WHAT THIS TASK INVOLVES | Pull out every line of the listing below where "screenshot" appears.

## Start STORED ROWS

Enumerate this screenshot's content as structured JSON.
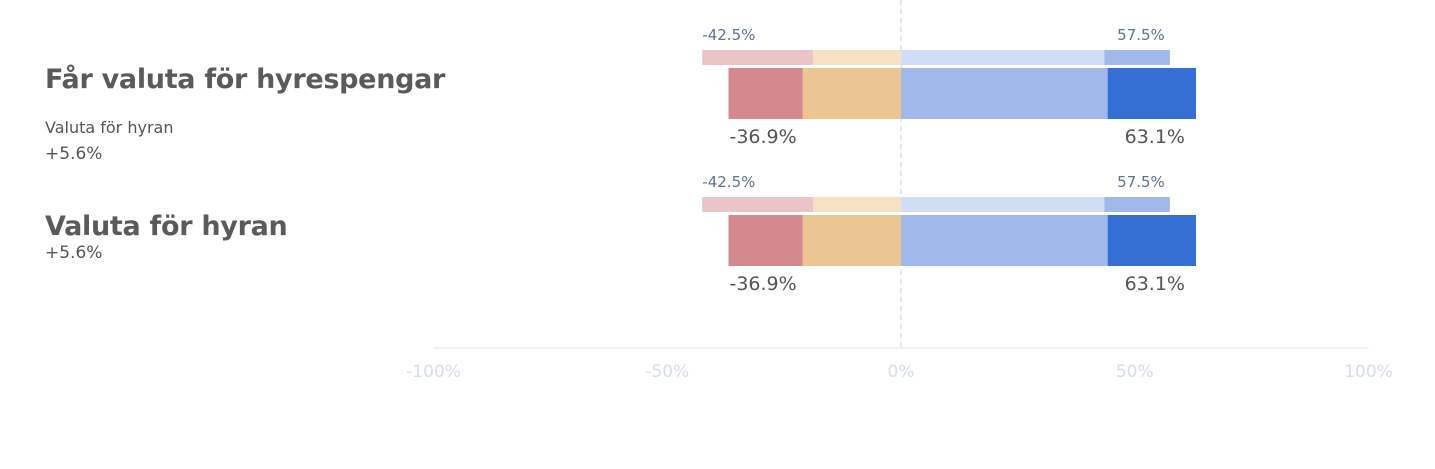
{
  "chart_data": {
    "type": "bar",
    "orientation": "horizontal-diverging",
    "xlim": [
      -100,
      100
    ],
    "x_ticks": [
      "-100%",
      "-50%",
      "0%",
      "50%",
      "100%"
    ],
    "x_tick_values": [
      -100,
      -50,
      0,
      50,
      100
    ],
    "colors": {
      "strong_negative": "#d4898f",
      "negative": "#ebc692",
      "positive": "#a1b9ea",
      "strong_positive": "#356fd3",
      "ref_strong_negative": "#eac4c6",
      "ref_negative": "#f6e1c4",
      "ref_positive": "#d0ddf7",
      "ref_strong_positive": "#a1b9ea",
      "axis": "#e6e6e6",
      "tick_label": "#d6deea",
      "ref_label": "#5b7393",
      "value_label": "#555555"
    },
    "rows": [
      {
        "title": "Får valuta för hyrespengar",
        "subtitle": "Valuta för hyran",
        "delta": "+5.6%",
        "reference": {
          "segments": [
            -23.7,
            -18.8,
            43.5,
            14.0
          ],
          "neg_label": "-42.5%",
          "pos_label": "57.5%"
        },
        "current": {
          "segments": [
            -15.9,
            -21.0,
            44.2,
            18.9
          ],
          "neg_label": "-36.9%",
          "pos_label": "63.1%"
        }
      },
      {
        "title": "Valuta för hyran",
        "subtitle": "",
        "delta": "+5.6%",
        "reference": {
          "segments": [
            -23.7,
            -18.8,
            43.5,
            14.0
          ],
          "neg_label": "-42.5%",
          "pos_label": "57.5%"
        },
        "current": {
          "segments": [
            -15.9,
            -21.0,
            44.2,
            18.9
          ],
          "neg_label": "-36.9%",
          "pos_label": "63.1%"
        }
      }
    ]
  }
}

## End STORED ROWS
## Start STORED ROWS

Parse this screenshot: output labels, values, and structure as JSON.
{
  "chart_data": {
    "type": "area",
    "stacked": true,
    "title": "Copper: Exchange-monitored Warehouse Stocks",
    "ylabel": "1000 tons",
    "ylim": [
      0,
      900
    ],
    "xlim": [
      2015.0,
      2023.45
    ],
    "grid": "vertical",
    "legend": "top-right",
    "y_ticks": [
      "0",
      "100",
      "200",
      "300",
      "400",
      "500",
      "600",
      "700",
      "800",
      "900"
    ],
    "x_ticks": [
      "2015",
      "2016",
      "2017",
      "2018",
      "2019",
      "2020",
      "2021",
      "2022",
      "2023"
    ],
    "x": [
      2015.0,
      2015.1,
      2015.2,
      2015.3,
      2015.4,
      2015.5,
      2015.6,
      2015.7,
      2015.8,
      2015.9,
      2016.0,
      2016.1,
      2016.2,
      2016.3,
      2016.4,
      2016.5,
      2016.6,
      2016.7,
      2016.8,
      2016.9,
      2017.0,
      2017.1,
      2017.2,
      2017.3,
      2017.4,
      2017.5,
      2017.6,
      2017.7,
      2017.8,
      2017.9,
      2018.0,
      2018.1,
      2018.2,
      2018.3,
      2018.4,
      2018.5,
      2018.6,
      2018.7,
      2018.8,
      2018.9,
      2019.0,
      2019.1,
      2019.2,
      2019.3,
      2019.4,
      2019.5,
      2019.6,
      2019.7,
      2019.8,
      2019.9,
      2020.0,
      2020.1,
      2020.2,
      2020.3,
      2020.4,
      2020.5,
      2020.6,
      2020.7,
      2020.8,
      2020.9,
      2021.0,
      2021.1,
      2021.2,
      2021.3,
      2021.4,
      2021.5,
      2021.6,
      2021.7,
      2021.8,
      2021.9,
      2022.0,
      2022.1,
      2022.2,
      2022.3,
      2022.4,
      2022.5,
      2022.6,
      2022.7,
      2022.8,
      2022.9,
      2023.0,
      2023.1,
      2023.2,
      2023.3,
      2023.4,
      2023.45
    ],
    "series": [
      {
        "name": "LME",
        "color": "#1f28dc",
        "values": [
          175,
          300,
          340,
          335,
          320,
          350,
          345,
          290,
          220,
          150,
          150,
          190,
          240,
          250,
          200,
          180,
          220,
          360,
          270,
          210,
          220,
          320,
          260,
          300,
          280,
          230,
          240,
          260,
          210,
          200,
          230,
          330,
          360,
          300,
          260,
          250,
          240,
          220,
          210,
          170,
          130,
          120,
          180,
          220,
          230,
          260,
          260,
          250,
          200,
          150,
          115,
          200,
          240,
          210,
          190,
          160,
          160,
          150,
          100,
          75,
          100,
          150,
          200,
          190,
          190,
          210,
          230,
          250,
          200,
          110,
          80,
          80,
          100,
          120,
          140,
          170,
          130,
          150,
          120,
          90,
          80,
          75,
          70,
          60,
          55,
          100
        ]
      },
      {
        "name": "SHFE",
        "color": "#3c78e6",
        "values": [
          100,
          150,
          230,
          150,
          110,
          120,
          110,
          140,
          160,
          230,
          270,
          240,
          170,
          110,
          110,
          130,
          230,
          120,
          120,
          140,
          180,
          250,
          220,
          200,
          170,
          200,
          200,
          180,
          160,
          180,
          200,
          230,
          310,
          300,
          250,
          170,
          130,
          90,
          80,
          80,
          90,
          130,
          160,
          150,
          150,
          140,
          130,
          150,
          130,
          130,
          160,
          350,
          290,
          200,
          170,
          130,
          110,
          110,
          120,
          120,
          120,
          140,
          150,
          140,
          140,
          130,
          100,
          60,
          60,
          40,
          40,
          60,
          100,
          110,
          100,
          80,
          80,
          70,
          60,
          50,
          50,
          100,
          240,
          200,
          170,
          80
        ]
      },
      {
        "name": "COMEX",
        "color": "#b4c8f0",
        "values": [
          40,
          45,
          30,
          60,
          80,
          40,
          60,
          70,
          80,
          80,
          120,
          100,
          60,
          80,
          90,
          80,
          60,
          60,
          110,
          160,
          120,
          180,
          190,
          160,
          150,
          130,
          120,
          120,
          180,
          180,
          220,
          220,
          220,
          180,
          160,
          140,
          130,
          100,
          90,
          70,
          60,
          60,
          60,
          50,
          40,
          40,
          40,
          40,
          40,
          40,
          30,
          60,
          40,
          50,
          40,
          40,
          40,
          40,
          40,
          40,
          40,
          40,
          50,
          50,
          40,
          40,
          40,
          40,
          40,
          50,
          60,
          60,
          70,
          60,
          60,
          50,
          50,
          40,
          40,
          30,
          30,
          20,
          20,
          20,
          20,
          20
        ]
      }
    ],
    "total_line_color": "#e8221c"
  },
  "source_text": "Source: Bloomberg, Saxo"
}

## End STORED ROWS
## Start STORED ROWS

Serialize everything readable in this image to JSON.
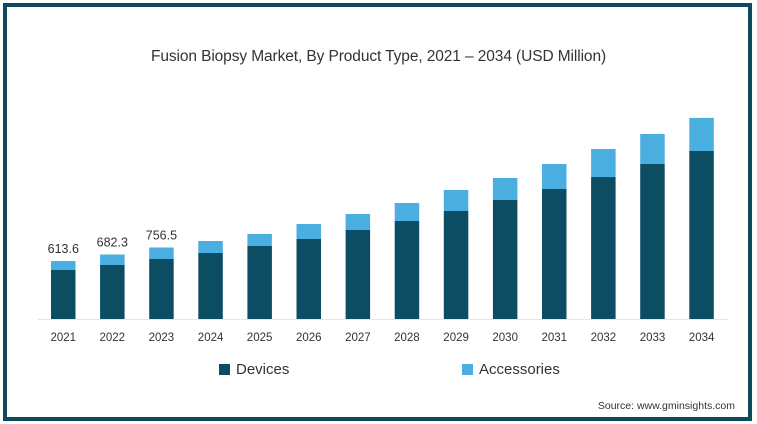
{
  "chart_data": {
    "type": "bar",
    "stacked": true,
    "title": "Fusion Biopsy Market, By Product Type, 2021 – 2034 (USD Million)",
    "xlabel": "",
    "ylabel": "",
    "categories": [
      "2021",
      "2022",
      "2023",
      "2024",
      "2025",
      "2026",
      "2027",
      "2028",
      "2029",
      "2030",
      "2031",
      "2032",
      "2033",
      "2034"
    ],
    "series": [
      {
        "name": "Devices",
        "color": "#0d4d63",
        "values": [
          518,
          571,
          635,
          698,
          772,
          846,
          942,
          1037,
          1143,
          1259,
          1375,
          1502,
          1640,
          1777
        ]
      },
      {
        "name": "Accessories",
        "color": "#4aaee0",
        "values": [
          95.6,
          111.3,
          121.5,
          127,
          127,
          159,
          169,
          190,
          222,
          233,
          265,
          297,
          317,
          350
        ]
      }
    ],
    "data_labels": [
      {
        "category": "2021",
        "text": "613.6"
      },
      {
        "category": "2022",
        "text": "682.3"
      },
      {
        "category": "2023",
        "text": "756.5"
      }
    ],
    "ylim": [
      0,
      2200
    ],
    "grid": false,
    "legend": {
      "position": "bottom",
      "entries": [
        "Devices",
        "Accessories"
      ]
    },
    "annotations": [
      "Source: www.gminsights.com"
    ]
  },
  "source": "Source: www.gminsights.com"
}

## End STORED ROWS

FULL SOLUTION |
Enumerate this screenshot's content as structured JSON.
Parse this screenshot: output labels, values, and structure as JSON.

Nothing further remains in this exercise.